(INSTRUCTION)
Count lines holding the string "type" in the data that follows. Reply with one number only.
§ §
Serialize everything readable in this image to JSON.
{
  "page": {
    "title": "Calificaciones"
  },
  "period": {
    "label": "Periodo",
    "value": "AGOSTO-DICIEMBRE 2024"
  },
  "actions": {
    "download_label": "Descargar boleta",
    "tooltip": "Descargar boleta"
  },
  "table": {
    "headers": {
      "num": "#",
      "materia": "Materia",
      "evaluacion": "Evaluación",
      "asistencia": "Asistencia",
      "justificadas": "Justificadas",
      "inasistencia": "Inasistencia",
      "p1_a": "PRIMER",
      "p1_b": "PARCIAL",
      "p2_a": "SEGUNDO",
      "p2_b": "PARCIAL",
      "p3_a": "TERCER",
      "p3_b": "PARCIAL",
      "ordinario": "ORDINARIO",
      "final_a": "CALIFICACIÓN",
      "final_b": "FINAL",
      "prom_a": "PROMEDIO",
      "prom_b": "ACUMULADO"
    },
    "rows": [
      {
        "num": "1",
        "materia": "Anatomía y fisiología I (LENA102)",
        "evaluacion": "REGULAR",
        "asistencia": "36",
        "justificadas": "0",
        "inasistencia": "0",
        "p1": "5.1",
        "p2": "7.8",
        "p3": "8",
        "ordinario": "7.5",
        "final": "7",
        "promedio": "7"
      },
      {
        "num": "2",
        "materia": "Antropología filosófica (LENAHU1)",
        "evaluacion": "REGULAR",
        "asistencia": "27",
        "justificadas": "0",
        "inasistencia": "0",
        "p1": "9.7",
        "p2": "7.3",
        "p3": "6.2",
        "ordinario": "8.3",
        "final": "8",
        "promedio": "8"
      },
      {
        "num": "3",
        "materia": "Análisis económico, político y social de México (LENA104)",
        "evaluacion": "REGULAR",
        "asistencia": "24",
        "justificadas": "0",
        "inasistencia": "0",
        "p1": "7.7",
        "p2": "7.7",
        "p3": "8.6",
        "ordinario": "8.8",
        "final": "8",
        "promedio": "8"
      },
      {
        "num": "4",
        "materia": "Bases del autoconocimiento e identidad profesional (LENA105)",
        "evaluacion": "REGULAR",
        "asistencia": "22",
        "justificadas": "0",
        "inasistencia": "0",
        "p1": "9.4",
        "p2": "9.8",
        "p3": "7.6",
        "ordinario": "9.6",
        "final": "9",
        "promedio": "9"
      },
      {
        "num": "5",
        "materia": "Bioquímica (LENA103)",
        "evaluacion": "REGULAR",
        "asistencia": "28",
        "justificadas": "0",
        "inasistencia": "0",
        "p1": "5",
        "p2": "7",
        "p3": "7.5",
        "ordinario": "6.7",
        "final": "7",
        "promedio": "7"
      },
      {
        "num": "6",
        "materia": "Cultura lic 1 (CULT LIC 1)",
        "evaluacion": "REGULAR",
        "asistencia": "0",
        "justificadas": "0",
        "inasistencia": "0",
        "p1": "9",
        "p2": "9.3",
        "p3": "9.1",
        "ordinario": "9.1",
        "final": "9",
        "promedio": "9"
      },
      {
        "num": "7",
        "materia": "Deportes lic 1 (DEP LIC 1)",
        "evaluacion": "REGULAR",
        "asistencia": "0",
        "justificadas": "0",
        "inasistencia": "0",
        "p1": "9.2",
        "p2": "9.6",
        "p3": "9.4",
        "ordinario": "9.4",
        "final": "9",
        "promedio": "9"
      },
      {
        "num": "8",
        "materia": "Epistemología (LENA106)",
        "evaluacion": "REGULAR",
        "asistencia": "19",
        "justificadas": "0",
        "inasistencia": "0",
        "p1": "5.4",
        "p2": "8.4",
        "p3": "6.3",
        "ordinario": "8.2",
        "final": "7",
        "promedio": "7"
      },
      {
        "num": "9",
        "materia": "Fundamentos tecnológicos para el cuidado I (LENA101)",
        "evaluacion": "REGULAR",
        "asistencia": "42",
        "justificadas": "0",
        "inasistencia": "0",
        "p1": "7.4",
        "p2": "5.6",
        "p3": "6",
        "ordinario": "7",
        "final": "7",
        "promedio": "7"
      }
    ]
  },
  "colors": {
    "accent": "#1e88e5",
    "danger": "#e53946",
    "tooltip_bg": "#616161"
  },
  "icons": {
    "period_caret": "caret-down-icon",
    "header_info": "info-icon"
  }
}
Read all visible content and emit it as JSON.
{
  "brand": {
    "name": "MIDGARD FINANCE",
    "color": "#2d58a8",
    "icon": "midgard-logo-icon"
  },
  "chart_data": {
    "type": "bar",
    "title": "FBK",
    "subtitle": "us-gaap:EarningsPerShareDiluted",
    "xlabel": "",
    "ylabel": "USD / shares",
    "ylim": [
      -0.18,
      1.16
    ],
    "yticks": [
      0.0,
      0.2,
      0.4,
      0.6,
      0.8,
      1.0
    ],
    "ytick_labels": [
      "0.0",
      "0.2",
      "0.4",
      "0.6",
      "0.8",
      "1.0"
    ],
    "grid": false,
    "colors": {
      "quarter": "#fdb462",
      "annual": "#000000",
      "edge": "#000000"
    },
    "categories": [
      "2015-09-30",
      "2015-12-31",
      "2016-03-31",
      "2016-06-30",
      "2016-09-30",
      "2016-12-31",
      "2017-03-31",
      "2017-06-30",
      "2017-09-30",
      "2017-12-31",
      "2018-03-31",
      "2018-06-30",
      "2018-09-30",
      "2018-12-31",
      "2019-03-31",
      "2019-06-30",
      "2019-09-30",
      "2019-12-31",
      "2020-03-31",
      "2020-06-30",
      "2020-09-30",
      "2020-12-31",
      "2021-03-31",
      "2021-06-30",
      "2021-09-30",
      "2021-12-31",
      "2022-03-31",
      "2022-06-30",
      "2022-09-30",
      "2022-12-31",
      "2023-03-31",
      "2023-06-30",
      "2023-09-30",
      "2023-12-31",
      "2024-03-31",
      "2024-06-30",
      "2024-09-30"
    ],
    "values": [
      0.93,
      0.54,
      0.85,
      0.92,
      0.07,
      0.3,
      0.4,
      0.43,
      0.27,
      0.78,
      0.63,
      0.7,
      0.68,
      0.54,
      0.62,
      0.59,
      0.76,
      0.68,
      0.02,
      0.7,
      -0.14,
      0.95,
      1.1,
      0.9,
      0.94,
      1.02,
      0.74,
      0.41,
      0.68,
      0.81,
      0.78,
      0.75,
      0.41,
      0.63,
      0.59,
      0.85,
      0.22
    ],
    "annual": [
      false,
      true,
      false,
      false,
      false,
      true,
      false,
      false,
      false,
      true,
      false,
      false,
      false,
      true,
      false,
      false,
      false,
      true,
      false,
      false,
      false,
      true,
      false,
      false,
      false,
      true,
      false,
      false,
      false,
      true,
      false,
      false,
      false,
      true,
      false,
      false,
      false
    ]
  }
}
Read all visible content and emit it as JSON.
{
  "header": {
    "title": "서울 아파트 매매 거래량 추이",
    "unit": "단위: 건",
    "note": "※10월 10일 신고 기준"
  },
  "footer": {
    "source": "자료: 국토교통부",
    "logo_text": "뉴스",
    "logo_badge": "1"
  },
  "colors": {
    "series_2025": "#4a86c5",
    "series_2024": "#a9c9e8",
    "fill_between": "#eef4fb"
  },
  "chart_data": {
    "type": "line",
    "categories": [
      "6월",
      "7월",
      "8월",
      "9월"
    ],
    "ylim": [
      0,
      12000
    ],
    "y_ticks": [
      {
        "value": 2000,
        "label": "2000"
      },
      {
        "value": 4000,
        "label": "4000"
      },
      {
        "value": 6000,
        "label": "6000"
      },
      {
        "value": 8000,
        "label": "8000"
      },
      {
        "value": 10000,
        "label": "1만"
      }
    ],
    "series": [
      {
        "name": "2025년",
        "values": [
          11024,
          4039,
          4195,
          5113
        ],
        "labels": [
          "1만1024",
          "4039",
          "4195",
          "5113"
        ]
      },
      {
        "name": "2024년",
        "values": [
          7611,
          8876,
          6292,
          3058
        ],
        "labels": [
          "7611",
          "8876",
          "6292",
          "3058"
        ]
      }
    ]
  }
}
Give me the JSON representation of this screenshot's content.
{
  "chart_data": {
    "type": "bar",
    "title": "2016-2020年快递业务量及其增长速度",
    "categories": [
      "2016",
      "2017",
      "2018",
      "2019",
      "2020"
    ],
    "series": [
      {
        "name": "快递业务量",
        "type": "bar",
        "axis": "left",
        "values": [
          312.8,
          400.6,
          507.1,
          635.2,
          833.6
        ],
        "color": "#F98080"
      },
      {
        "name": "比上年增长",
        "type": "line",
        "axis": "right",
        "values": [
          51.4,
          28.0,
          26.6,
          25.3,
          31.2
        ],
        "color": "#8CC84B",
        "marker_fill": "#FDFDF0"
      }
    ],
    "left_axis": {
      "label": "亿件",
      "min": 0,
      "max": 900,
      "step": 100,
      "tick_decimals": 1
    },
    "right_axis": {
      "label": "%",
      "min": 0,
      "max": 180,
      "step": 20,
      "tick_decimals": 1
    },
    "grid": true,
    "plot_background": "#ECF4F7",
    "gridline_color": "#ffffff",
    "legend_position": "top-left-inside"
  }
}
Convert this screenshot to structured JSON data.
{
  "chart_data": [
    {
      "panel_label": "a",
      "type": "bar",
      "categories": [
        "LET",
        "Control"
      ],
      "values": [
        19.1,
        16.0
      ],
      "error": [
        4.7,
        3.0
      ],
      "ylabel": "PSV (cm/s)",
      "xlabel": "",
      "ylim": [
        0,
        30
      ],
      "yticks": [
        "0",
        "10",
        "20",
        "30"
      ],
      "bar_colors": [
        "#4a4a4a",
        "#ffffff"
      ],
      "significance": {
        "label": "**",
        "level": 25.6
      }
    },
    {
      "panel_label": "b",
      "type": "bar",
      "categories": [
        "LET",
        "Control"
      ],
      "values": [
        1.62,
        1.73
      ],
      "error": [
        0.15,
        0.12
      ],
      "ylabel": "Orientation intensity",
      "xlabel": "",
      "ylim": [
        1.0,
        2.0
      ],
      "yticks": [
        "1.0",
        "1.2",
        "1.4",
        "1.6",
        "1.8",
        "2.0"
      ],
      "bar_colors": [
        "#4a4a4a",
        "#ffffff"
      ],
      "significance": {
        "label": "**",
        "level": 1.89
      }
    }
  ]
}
§ §
(RESULT BELOW)
7